+++ MATERIAL SUPPLIED +++

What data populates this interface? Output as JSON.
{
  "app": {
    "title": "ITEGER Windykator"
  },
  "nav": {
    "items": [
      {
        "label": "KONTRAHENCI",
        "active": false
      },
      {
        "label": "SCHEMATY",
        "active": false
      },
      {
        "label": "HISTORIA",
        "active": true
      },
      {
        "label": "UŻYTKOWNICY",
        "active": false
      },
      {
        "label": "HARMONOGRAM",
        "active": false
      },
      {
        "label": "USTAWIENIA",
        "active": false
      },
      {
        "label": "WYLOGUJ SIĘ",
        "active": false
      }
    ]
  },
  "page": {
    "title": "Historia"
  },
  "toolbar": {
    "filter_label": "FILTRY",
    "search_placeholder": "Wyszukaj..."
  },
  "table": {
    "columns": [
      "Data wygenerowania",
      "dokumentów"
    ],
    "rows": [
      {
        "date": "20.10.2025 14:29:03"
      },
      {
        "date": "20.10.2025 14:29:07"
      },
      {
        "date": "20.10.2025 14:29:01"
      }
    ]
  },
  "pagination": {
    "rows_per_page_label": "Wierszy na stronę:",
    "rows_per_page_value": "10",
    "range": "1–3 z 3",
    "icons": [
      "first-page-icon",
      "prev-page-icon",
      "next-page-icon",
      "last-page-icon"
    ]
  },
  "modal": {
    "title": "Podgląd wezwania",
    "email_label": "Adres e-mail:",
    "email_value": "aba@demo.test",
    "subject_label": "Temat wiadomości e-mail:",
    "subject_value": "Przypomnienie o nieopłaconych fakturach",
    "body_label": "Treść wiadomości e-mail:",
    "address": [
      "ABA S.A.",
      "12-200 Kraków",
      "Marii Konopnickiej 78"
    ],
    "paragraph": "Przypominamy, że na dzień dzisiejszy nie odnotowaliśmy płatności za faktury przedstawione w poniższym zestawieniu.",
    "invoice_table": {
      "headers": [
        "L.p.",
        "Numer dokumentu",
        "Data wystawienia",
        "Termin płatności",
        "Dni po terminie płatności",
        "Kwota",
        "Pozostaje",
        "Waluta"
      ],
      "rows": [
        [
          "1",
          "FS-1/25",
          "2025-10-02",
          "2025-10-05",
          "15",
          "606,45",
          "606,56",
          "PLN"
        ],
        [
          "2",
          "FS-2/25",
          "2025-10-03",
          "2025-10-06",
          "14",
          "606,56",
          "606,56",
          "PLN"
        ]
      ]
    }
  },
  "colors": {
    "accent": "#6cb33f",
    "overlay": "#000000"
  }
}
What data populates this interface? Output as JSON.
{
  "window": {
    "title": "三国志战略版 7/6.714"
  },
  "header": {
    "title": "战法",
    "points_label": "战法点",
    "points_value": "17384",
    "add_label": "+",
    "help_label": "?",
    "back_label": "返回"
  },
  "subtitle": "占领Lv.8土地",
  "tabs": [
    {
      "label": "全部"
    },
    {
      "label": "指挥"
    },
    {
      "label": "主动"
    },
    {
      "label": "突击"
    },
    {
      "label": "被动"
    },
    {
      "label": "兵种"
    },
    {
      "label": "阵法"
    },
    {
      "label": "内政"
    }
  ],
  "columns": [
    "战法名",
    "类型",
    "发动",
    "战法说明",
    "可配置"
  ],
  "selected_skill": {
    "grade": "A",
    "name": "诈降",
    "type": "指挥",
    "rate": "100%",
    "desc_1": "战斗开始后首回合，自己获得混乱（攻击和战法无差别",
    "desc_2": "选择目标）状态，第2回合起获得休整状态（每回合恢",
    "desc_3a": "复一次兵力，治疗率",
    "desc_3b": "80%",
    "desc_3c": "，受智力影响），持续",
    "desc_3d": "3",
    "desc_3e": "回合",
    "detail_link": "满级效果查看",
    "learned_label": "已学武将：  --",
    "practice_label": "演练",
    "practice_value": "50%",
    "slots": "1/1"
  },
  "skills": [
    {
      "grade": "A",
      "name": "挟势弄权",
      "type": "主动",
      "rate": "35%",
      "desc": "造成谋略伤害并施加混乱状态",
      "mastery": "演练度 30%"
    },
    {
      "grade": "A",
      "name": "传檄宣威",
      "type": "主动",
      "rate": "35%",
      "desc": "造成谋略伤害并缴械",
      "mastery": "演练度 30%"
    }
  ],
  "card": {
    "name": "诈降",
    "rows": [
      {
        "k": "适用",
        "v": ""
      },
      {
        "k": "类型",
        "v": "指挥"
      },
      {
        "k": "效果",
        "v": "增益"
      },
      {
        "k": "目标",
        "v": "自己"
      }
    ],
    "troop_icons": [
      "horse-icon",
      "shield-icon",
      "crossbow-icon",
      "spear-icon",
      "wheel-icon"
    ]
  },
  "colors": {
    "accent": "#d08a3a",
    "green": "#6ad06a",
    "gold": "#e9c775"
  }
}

+++

▶ _SET EXERCISE_
All of the records must be retyped exactly as they are.

▶ _OUTPUT OF THE EXERCISE_
What data populates this interface? Output as JSON.
{
  "app": {
    "title": "ITEGER Windykator"
  },
  "nav": {
    "items": [
      {
        "label": "KONTRAHENCI",
        "active": false
      },
      {
        "label": "SCHEMATY",
        "active": false
      },
      {
        "label": "HISTORIA",
        "active": true
      },
      {
        "label": "UŻYTKOWNICY",
        "active": false
      },
      {
        "label": "HARMONOGRAM",
        "active": false
      },
      {
        "label": "USTAWIENIA",
        "active": false
      },
      {
        "label": "WYLOGUJ SIĘ",
        "active": false
      }
    ]
  },
  "page": {
    "title": "Historia"
  },
  "toolbar": {
    "filter_label": "FILTRY",
    "search_placeholder": "Wyszukaj..."
  },
  "table": {
    "columns": [
      "Data wygenerowania",
      "dokumentów"
    ],
    "rows": [
      {
        "date": "20.10.2025 14:29:03"
      },
      {
        "date": "20.10.2025 14:29:07"
      },
      {
        "date": "20.10.2025 14:29:01"
      }
    ]
  },
  "pagination": {
    "rows_per_page_label": "Wierszy na stronę:",
    "rows_per_page_value": "10",
    "range": "1–3 z 3",
    "icons": [
      "first-page-icon",
      "prev-page-icon",
      "next-page-icon",
      "last-page-icon"
    ]
  },
  "modal": {
    "title": "Podgląd wezwania",
    "email_label": "Adres e-mail:",
    "email_value": "aba@demo.test",
    "subject_label": "Temat wiadomości e-mail:",
    "subject_value": "Przypomnienie o nieopłaconych fakturach",
    "body_label": "Treść wiadomości e-mail:",
    "address": [
      "ABA S.A.",
      "12-200 Kraków",
      "Marii Konopnickiej 78"
    ],
    "paragraph": "Przypominamy, że na dzień dzisiejszy nie odnotowaliśmy płatności za faktury przedstawione w poniższym zestawieniu.",
    "invoice_table": {
      "headers": [
        "L.p.",
        "Numer dokumentu",
        "Data wystawienia",
        "Termin płatności",
        "Dni po terminie płatności",
        "Kwota",
        "Pozostaje",
        "Waluta"
      ],
      "rows": [
        [
          "1",
          "FS-1/25",
          "2025-10-02",
          "2025-10-05",
          "15",
          "606,45",
          "606,56",
          "PLN"
        ],
        [
          "2",
          "FS-2/25",
          "2025-10-03",
          "2025-10-06",
          "14",
          "606,56",
          "606,56",
          "PLN"
        ]
      ]
    }
  },
  "colors": {
    "accent": "#6cb33f",
    "overlay": "#000000"
  }
}
What data populates this interface? Output as JSON.
{
  "window": {
    "title": "三国志战略版 7/6.714"
  },
  "header": {
    "title": "战法",
    "points_label": "战法点",
    "points_value": "17384",
    "add_label": "+",
    "help_label": "?",
    "back_label": "返回"
  },
  "subtitle": "占领Lv.8土地",
  "tabs": [
    {
      "label": "全部"
    },
    {
      "label": "指挥"
    },
    {
      "label": "主动"
    },
    {
      "label": "突击"
    },
    {
      "label": "被动"
    },
    {
      "label": "兵种"
    },
    {
      "label": "阵法"
    },
    {
      "label": "内政"
    }
  ],
  "columns": [
    "战法名",
    "类型",
    "发动",
    "战法说明",
    "可配置"
  ],
  "selected_skill": {
    "grade": "A",
    "name": "诈降",
    "type": "指挥",
    "rate": "100%",
    "desc_1": "战斗开始后首回合，自己获得混乱（攻击和战法无差别",
    "desc_2": "选择目标）状态，第2回合起获得休整状态（每回合恢",
    "desc_3a": "复一次兵力，治疗率",
    "desc_3b": "80%",
    "desc_3c": "，受智力影响），持续",
    "desc_3d": "3",
    "desc_3e": "回合",
    "detail_link": "满级效果查看",
    "learned_label": "已学武将：  --",
    "practice_label": "演练",
    "practice_value": "50%",
    "slots": "1/1"
  },
  "skills": [
    {
      "grade": "A",
      "name": "挟势弄权",
      "type": "主动",
      "rate": "35%",
      "desc": "造成谋略伤害并施加混乱状态",
      "mastery": "演练度 30%"
    },
    {
      "grade": "A",
      "name": "传檄宣威",
      "type": "主动",
      "rate": "35%",
      "desc": "造成谋略伤害并缴械",
      "mastery": "演练度 30%"
    }
  ],
  "card": {
    "name": "诈降",
    "rows": [
      {
        "k": "适用",
        "v": ""
      },
      {
        "k": "类型",
        "v": "指挥"
      },
      {
        "k": "效果",
        "v": "增益"
      },
      {
        "k": "目标",
        "v": "自己"
      }
    ],
    "troop_icons": [
      "horse-icon",
      "shield-icon",
      "crossbow-icon",
      "spear-icon",
      "wheel-icon"
    ]
  },
  "colors": {
    "accent": "#d08a3a",
    "green": "#6ad06a",
    "gold": "#e9c775"
  }
}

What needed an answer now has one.